**Short problem**
Transcribe the material word for word, but without the images.

**Data listing**
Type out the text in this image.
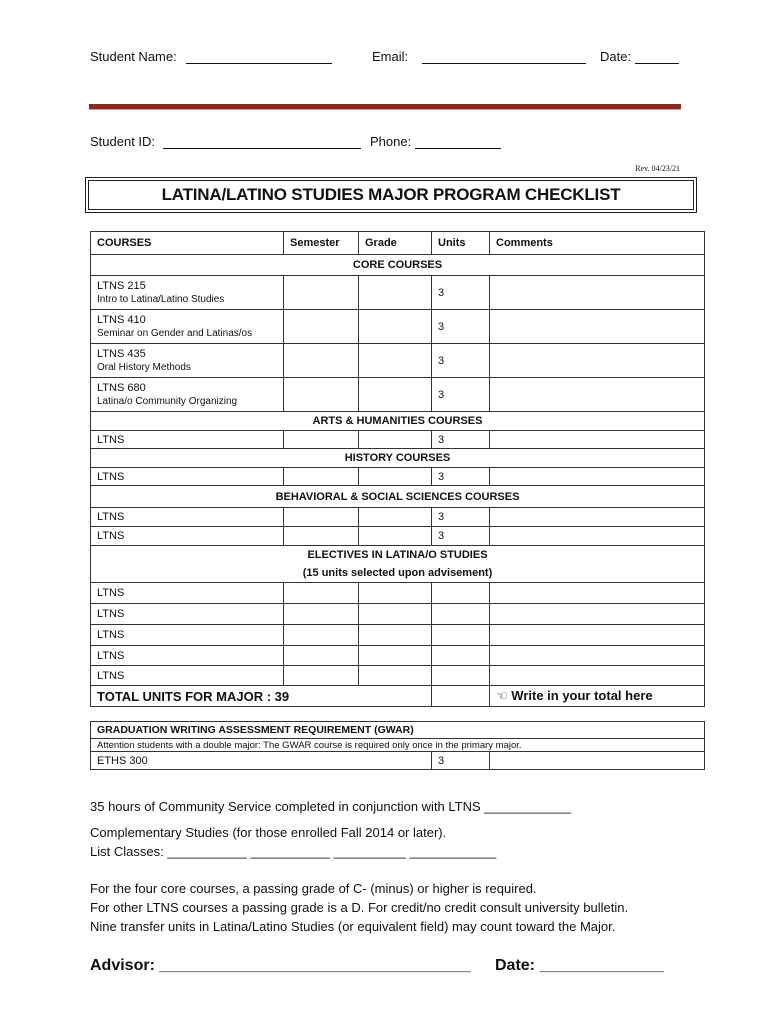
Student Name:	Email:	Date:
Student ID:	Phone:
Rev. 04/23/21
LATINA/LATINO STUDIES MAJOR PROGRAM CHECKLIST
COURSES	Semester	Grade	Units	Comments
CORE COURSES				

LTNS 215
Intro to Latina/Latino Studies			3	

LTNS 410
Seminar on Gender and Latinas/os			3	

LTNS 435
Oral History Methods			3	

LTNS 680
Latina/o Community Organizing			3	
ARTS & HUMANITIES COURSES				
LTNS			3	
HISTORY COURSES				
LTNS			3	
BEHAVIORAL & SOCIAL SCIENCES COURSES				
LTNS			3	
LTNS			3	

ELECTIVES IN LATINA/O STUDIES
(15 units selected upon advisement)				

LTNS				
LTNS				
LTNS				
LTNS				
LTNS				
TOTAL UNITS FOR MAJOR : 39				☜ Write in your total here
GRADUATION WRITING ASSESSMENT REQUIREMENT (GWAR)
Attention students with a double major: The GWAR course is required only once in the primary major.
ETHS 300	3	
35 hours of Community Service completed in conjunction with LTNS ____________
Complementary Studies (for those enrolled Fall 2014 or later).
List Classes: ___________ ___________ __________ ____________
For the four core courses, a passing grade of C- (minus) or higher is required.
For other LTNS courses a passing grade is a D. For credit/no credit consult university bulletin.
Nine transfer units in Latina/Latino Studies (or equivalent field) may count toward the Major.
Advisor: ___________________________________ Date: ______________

**Expected output**
Type out the text in this image.
Student Name:	Email:	Date:
Student ID:	Phone:
Rev. 04/23/21
LATINA/LATINO STUDIES MAJOR PROGRAM CHECKLIST
COURSES	Semester	Grade	Units	Comments
CORE COURSES				

LTNS 215
Intro to Latina/Latino Studies			3	

LTNS 410
Seminar on Gender and Latinas/os			3	

LTNS 435
Oral History Methods			3	

LTNS 680
Latina/o Community Organizing			3	
ARTS & HUMANITIES COURSES				
LTNS			3	
HISTORY COURSES				
LTNS			3	
BEHAVIORAL & SOCIAL SCIENCES COURSES				
LTNS			3	
LTNS			3	

ELECTIVES IN LATINA/O STUDIES
(15 units selected upon advisement)				

LTNS				
LTNS				
LTNS				
LTNS				
LTNS				
TOTAL UNITS FOR MAJOR : 39				☜ Write in your total here
GRADUATION WRITING ASSESSMENT REQUIREMENT (GWAR)
Attention students with a double major: The GWAR course is required only once in the primary major.
ETHS 300	3	
35 hours of Community Service completed in conjunction with LTNS ____________
Complementary Studies (for those enrolled Fall 2014 or later).
List Classes: ___________ ___________ __________ ____________
For the four core courses, a passing grade of C- (minus) or higher is required.
For other LTNS courses a passing grade is a D. For credit/no credit consult university bulletin.
Nine transfer units in Latina/Latino Studies (or equivalent field) may count toward the Major.
Advisor: ___________________________________ Date: ______________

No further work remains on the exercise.